Do this: Format every line of the records below as a JSON list of strings, one string per line. Omit blank lines, and leave the pictures out of the answer.

Data shown:

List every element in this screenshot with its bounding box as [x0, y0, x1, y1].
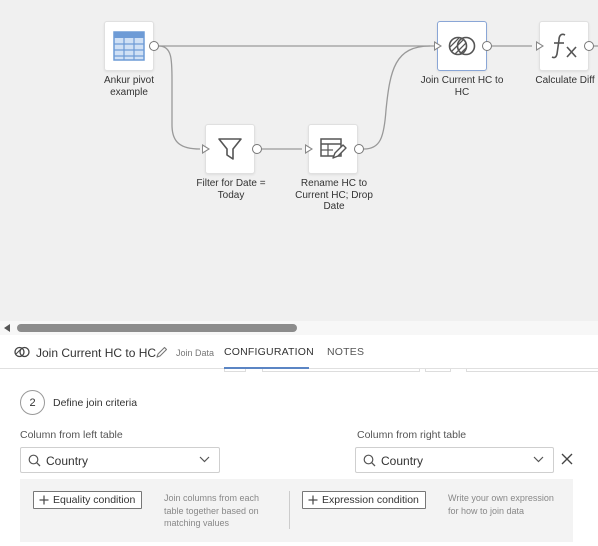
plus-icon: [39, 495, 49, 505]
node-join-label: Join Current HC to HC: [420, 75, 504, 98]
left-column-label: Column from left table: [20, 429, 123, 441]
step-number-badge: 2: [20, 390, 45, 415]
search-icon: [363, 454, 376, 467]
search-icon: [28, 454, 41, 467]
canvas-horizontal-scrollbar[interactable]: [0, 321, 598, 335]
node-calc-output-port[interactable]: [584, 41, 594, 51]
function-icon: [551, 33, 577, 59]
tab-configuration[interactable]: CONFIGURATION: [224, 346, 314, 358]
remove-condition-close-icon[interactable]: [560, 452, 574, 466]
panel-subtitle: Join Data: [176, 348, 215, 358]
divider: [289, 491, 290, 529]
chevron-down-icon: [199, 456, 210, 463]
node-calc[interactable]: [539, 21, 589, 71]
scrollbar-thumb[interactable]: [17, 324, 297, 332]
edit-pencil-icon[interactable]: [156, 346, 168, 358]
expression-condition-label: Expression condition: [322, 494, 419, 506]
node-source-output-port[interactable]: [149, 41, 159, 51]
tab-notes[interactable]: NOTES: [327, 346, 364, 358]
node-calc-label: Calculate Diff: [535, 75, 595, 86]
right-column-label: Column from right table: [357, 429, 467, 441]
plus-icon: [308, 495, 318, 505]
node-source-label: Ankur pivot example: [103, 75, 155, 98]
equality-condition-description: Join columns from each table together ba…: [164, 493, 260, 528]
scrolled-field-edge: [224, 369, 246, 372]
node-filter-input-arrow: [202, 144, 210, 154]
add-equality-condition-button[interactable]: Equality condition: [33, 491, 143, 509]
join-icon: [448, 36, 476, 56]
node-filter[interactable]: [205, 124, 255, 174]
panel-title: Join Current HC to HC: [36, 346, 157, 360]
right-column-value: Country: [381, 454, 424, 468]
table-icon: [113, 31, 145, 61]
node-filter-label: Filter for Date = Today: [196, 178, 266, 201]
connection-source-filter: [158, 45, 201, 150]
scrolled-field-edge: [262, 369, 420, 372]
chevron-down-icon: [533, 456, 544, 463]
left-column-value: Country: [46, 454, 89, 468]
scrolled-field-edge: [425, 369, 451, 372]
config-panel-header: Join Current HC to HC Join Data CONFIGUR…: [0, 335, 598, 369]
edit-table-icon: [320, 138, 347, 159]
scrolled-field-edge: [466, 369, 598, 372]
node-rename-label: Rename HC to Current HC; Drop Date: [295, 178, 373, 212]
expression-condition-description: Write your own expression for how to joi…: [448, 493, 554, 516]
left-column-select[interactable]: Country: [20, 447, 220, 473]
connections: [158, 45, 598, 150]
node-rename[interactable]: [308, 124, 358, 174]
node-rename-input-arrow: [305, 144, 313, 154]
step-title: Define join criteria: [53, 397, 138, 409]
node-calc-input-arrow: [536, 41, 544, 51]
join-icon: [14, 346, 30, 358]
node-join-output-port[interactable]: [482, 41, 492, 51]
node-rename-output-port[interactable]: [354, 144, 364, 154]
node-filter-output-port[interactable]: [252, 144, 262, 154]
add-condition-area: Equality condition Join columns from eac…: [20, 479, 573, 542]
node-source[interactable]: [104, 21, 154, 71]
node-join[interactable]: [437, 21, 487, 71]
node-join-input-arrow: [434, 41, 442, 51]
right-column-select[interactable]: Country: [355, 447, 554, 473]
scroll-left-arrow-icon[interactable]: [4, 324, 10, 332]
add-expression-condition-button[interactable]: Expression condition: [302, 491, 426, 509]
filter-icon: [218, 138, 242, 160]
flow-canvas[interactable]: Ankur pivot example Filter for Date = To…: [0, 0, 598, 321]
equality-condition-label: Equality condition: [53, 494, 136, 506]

Result of the exercise:
[
  "List every element in this screenshot with its bounding box as [x0, y0, x1, y1].",
  "plus-icon: [39, 495, 49, 505]",
  "node-join-label: Join Current HC to HC: [420, 75, 504, 98]",
  "left-column-label: Column from left table: [20, 429, 123, 441]",
  "step-number-badge: 2: [20, 390, 45, 415]",
  "search-icon: [363, 454, 376, 467]",
  "search-icon: [28, 454, 41, 467]",
  "canvas-horizontal-scrollbar[interactable]: [0, 321, 598, 335]",
  "node-calc-output-port[interactable]: [584, 41, 594, 51]",
  "function-icon: [551, 33, 577, 59]",
  "tab-configuration[interactable]: CONFIGURATION: [224, 346, 314, 358]",
  "remove-condition-close-icon[interactable]: [560, 452, 574, 466]",
  "panel-subtitle: Join Data: [176, 348, 215, 358]",
  "divider: [289, 491, 290, 529]",
  "chevron-down-icon: [199, 456, 210, 463]",
  "node-calc[interactable]: [539, 21, 589, 71]",
  "scrollbar-thumb[interactable]: [17, 324, 297, 332]",
  "edit-pencil-icon[interactable]: [156, 346, 168, 358]",
  "expression-condition-label: Expression condition: [322, 494, 419, 506]",
  "node-source-output-port[interactable]: [149, 41, 159, 51]",
  "tab-notes[interactable]: NOTES: [327, 346, 364, 358]",
  "node-calc-label: Calculate Diff: [535, 75, 595, 86]",
  "right-column-label: Column from right table: [357, 429, 467, 441]",
  "plus-icon: [308, 495, 318, 505]",
  "node-source-label: Ankur pivot example: [103, 75, 155, 98]",
  "equality-condition-description: Join columns from each table together ba…: [164, 493, 260, 528]",
  "scrolled-field-edge: [224, 369, 246, 372]",
  "node-filter-input-arrow: [202, 144, 210, 154]",
  "add-equality-condition-button[interactable]: Equality condition: [33, 491, 143, 509]",
  "join-icon: [448, 36, 476, 56]",
  "node-filter[interactable]: [205, 124, 255, 174]",
  "panel-title: Join Current HC to HC: [36, 346, 157, 360]",
  "right-column-value: Country: [381, 454, 424, 468]",
  "table-icon: [113, 31, 145, 61]",
  "node-filter-label: Filter for Date = Today: [196, 178, 266, 201]",
  "connection-source-filter: [158, 45, 201, 150]",
  "scrolled-field-edge: [262, 369, 420, 372]",
  "chevron-down-icon: [533, 456, 544, 463]",
  "left-column-value: Country: [46, 454, 89, 468]",
  "scrolled-field-edge: [425, 369, 451, 372]",
  "config-panel-header: Join Current HC to HC Join Data CONFIGUR…: [0, 335, 598, 369]",
  "edit-table-icon: [320, 138, 347, 159]",
  "scrolled-field-edge: [466, 369, 598, 372]",
  "node-rename-label: Rename HC to Current HC; Drop Date: [295, 178, 373, 212]",
  "expression-condition-description: Write your own expression for how to joi…: [448, 493, 554, 516]",
  "left-column-select[interactable]: Country: [20, 447, 220, 473]",
  "connections: [158, 45, 598, 150]",
  "node-rename[interactable]: [308, 124, 358, 174]",
  "node-rename-input-arrow: [305, 144, 313, 154]",
  "step-title: Define join criteria: [53, 397, 138, 409]",
  "node-calc-input-arrow: [536, 41, 544, 51]",
  "join-icon: [14, 346, 30, 358]",
  "node-join-output-port[interactable]: [482, 41, 492, 51]",
  "node-rename-output-port[interactable]: [354, 144, 364, 154]",
  "node-filter-output-port[interactable]: [252, 144, 262, 154]",
  "add-condition-area: Equality condition Join columns from eac…: [20, 479, 573, 542]",
  "node-source[interactable]: [104, 21, 154, 71]",
  "node-join[interactable]: [437, 21, 487, 71]",
  "node-join-input-arrow: [434, 41, 442, 51]",
  "right-column-select[interactable]: Country: [355, 447, 554, 473]",
  "scroll-left-arrow-icon[interactable]: [4, 324, 10, 332]",
  "add-expression-condition-button[interactable]: Expression condition: [302, 491, 426, 509]",
  "filter-icon: [218, 138, 242, 160]",
  "flow-canvas[interactable]: Ankur pivot example Filter for Date = To…: [0, 0, 598, 321]",
  "equality-condition-label: Equality condition: [53, 494, 136, 506]"
]